● WHAT YOU ARE ASKED TO DO:
Without including any pictures, write out all the entries exactly.

● MATERIALS PROVIDED:
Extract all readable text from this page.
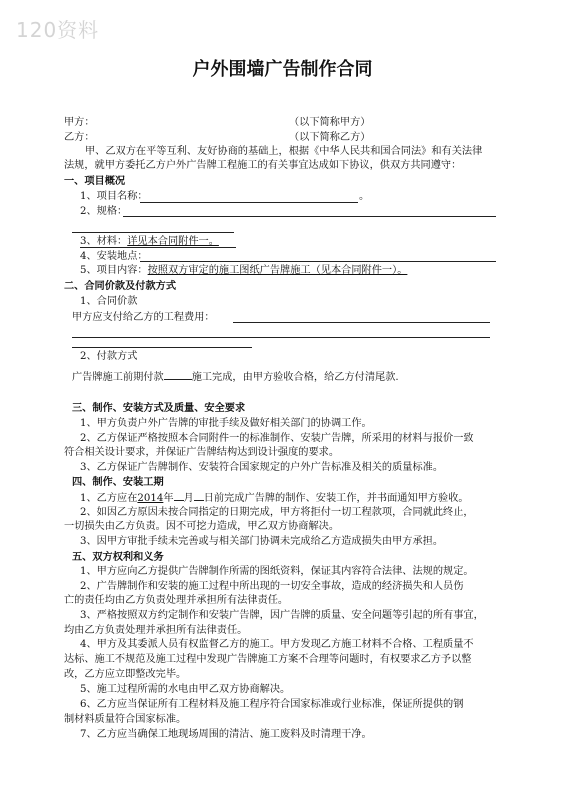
120资料
户外围墙广告制作合同
甲方：	（以下简称甲方）
乙方：	（以下简称乙方）
甲、乙双方在平等互利、友好协商的基础上，根据《中华人民共和国合同法》和有关法律
法规，就甲方委托乙方户外广告牌工程施工的有关事宜达成如下协议，供双方共同遵守：
一、项目概况
1、项目名称：	。
2、规格：
3、材料：详见本合同附件一。
4、安装地点：
5、项目内容：按照双方审定的施工图纸广告牌施工（见本合同附件一）。
二、合同价款及付款方式
1、合同价款
甲方应支付给乙方的工程费用：
2、付款方式
广告牌施工前期付款	施工完成，由甲方验收合格，给乙方付清尾款.
三、制作、安装方式及质量、安全要求
1、甲方负责户外广告牌的审批手续及做好相关部门的协调工作。
2、乙方保证严格按照本合同附件一的标准制作、安装广告牌，所采用的材料与报价一致
符合相关设计要求，并保证广告牌结构达到设计强度的要求。
3、乙方保证广告牌制作、安装符合国家规定的户外广告标准及相关的质量标准。
四、制作、安装工期
1、乙方应在2014年 月 日前完成广告牌的制作、安装工作，并书面通知甲方验收。
2、如因乙方原因未按合同指定的日期完成，甲方将拒付一切工程款项，合同就此终止，
一切损失由乙方负责。因不可挖力造成，甲乙双方协商解决。
3、因甲方审批手续未完善或与相关部门协调未完成给乙方造成损失由甲方承担。
五、双方权利和义务
1、甲方应向乙方提供广告牌制作所需的图纸资料，保证其内容符合法律、法规的规定。
2、广告牌制作和安装的施工过程中所出现的一切安全事故，造成的经济损失和人员伤
亡的责任均由乙方负责处理并承担所有法律责任。
3、严格按照双方约定制作和安装广告牌，因广告牌的质量、安全问题等引起的所有事宜，
均由乙方负责处理并承担所有法律责任。
4、甲方及其委派人员有权监督乙方的施工。甲方发现乙方施工材料不合格、工程质量不
达标、施工不规范及施工过程中发现广告牌施工方案不合理等问题时，有权要求乙方予以整
改，乙方应立即整改完毕。
5、施工过程所需的水电由甲乙双方协商解决。
6、乙方应当保证所有工程材料及施工程序符合国家标准或行业标准，保证所提供的钢
制材料质量符合国家标准。
7、乙方应当确保工地现场周围的清洁、施工废料及时清理干净。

● COMPLETE ANSWER:
Extract all readable text from this page.
120资料
户外围墙广告制作合同
甲方：	（以下简称甲方）
乙方：	（以下简称乙方）
甲、乙双方在平等互利、友好协商的基础上，根据《中华人民共和国合同法》和有关法律
法规，就甲方委托乙方户外广告牌工程施工的有关事宜达成如下协议，供双方共同遵守：
一、项目概况
1、项目名称：	。
2、规格：
3、材料：详见本合同附件一。
4、安装地点：
5、项目内容：按照双方审定的施工图纸广告牌施工（见本合同附件一）。
二、合同价款及付款方式
1、合同价款
甲方应支付给乙方的工程费用：
2、付款方式
广告牌施工前期付款	施工完成，由甲方验收合格，给乙方付清尾款.
三、制作、安装方式及质量、安全要求
1、甲方负责户外广告牌的审批手续及做好相关部门的协调工作。
2、乙方保证严格按照本合同附件一的标准制作、安装广告牌，所采用的材料与报价一致
符合相关设计要求，并保证广告牌结构达到设计强度的要求。
3、乙方保证广告牌制作、安装符合国家规定的户外广告标准及相关的质量标准。
四、制作、安装工期
1、乙方应在2014年 月 日前完成广告牌的制作、安装工作，并书面通知甲方验收。
2、如因乙方原因未按合同指定的日期完成，甲方将拒付一切工程款项，合同就此终止，
一切损失由乙方负责。因不可挖力造成，甲乙双方协商解决。
3、因甲方审批手续未完善或与相关部门协调未完成给乙方造成损失由甲方承担。
五、双方权利和义务
1、甲方应向乙方提供广告牌制作所需的图纸资料，保证其内容符合法律、法规的规定。
2、广告牌制作和安装的施工过程中所出现的一切安全事故，造成的经济损失和人员伤
亡的责任均由乙方负责处理并承担所有法律责任。
3、严格按照双方约定制作和安装广告牌，因广告牌的质量、安全问题等引起的所有事宜，
均由乙方负责处理并承担所有法律责任。
4、甲方及其委派人员有权监督乙方的施工。甲方发现乙方施工材料不合格、工程质量不
达标、施工不规范及施工过程中发现广告牌施工方案不合理等问题时，有权要求乙方予以整
改，乙方应立即整改完毕。
5、施工过程所需的水电由甲乙双方协商解决。
6、乙方应当保证所有工程材料及施工程序符合国家标准或行业标准，保证所提供的钢
制材料质量符合国家标准。
7、乙方应当确保工地现场周围的清洁、施工废料及时清理干净。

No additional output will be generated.